- **Problem**
Write every record out again exactly, and keep images out of it.

- **Data supplied**
☆ ☆ ☆
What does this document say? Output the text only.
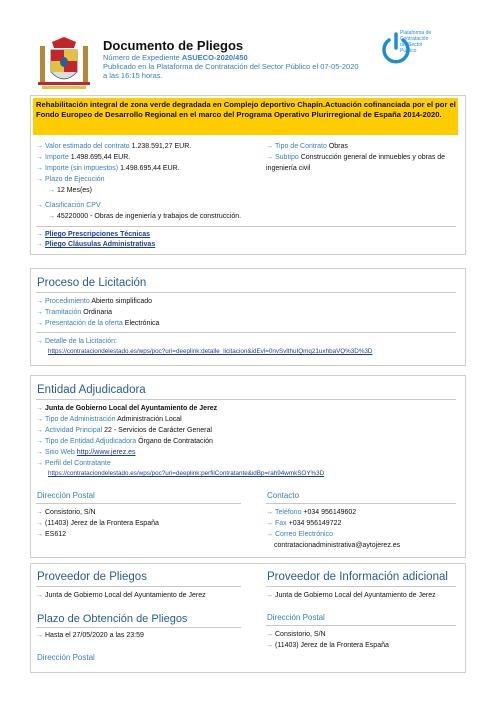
Documento de Pliegos
Número de Expediente ASUECO-2020/450
Publicado en la Plataforma de Contratación del Sector Público el 07-05-2020
a las 16:15 horas.
Plataforma de
Contratación
del Sector
Público
Rehabilitación integral de zona verde degradada en Complejo deportivo Chapín.Actuación cofinanciada por el por el Fondo Europeo de Desarrollo Regional en el marco del Programa Operativo Plurirregional de España 2014-2020.
→ Valor estimado del contrato 1.238.591,27 EUR.
→ Importe 1.498.695,44 EUR.
→ Importe (sin impuestos) 1.498.695,44 EUR.
→ Plazo de Ejecución
→ 12 Mes(es)
→ Tipo de Contrato Obras
→ Subtipo Construcción general de inmuebles y obras de
ingeniería civil
→ Clasificación CPV
→ 45220000 - Obras de ingeniería y trabajos de construcción.
→ Pliego Prescripciones Técnicas
→ Pliego Cláusulas Administrativas
Proceso de Licitación
→ Procedimiento Abierto simplificado
→ Tramitación Ordinaria
→ Presentación de la oferta Electrónica
→ Detalle de la Licitación:
https://contrataciondelestado.es/wps/poc?uri=deeplink:detalle_licitacion&idEvl=0nvSvlthuIQmq21uxhbaVQ%3D%3D
Entidad Adjudicadora
→ Junta de Gobierno Local del Ayuntamiento de Jerez
→ Tipo de Administración Administración Local
→ Actividad Principal 22 - Servicios de Carácter General
→ Tipo de Entidad Adjudicadora Órgano de Contratación
→ Sitio Web http://www.jerez.es
→ Perfil del Contratante
https://contrataciondelestado.es/wps/poc?uri=deeplink:perfilContratante&idBp=rah94wmkSOY%3D
Dirección Postal
→ Consistorio, S/N
→ (11403) Jerez de la Frontera España
→ ES612
Contacto
→ Teléfono +034 956149602
→ Fax +034 956149722
→ Correo Electrónico
contratacionadministrativa@aytojerez.es
Proveedor de Pliegos
→ Junta de Gobierno Local del Ayuntamiento de Jerez
Plazo de Obtención de Pliegos
→ Hasta el 27/05/2020 a las 23:59
Dirección Postal
Proveedor de Información adicional
→ Junta de Gobierno Local del Ayuntamiento de Jerez
Dirección Postal
→ Consistorio, S/N
→ (11403) Jerez de la Frontera España
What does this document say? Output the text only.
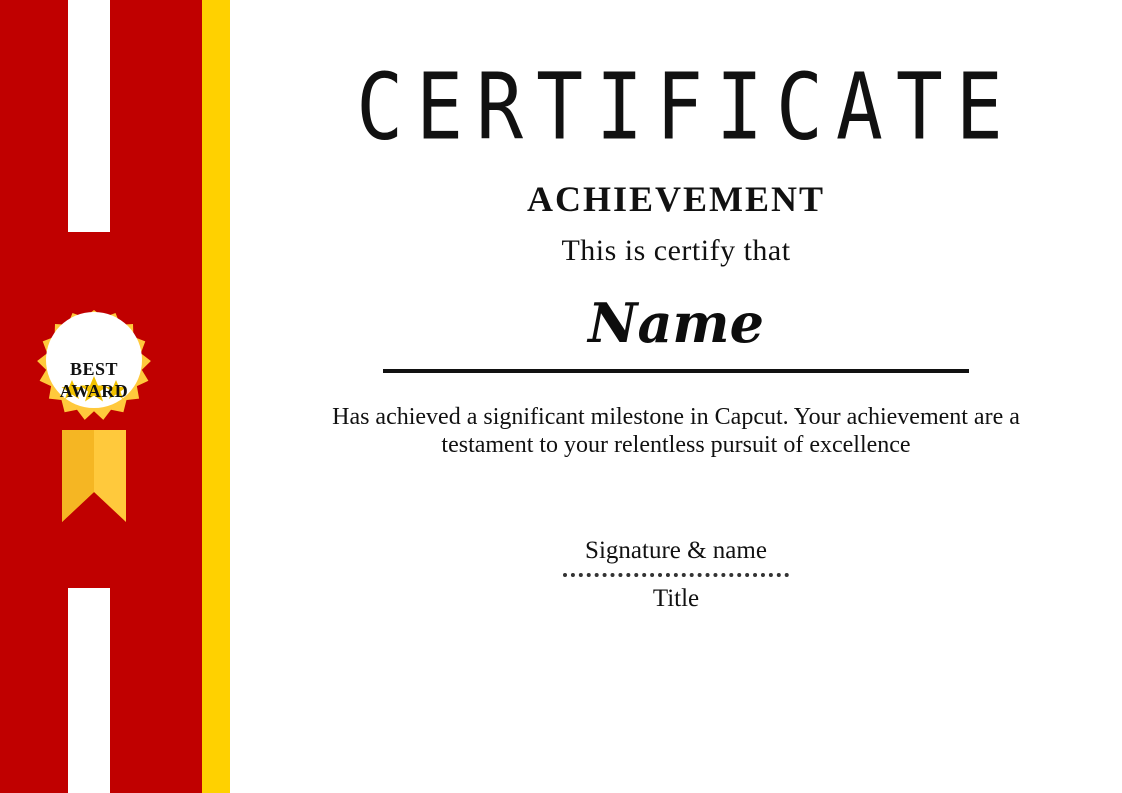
BEST
AWARD
CERTIFICATE
ACHIEVEMENT
This is certify that
Name
Has achieved a significant milestone in Capcut. Your achievement are a testament to your relentless pursuit of excellence
Signature & name
Title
☆ ☆ ☆
- **The reply**
What does this document say? Output the text only.
Documento de Pliegos
Número de Expediente ASUECO-2020/450
Publicado en la Plataforma de Contratación del Sector Público el 07-05-2020
a las 16:15 horas.
Plataforma de
Contratación
del Sector
Público
Rehabilitación integral de zona verde degradada en Complejo deportivo Chapín.Actuación cofinanciada por el por el Fondo Europeo de Desarrollo Regional en el marco del Programa Operativo Plurirregional de España 2014-2020.
→ Valor estimado del contrato 1.238.591,27 EUR.
→ Importe 1.498.695,44 EUR.
→ Importe (sin impuestos) 1.498.695,44 EUR.
→ Plazo de Ejecución
→ 12 Mes(es)
→ Tipo de Contrato Obras
→ Subtipo Construcción general de inmuebles y obras de
ingeniería civil
→ Clasificación CPV
→ 45220000 - Obras de ingeniería y trabajos de construcción.
→ Pliego Prescripciones Técnicas
→ Pliego Cláusulas Administrativas
Proceso de Licitación
→ Procedimiento Abierto simplificado
→ Tramitación Ordinaria
→ Presentación de la oferta Electrónica
→ Detalle de la Licitación:
https://contrataciondelestado.es/wps/poc?uri=deeplink:detalle_licitacion&idEvl=0nvSvlthuIQmq21uxhbaVQ%3D%3D
Entidad Adjudicadora
→ Junta de Gobierno Local del Ayuntamiento de Jerez
→ Tipo de Administración Administración Local
→ Actividad Principal 22 - Servicios de Carácter General
→ Tipo de Entidad Adjudicadora Órgano de Contratación
→ Sitio Web http://www.jerez.es
→ Perfil del Contratante
https://contrataciondelestado.es/wps/poc?uri=deeplink:perfilContratante&idBp=rah94wmkSOY%3D
Dirección Postal
→ Consistorio, S/N
→ (11403) Jerez de la Frontera España
→ ES612
Contacto
→ Teléfono +034 956149602
→ Fax +034 956149722
→ Correo Electrónico
contratacionadministrativa@aytojerez.es
Proveedor de Pliegos
→ Junta de Gobierno Local del Ayuntamiento de Jerez
Plazo de Obtención de Pliegos
→ Hasta el 27/05/2020 a las 23:59
Dirección Postal
Proveedor de Información adicional
→ Junta de Gobierno Local del Ayuntamiento de Jerez
Dirección Postal
→ Consistorio, S/N
→ (11403) Jerez de la Frontera España
What does this document say? Output the text only.
BEST
AWARD
CERTIFICATE
ACHIEVEMENT
This is certify that
Name
Has achieved a significant milestone in Capcut. Your achievement are a testament to your relentless pursuit of excellence
Signature & name
Title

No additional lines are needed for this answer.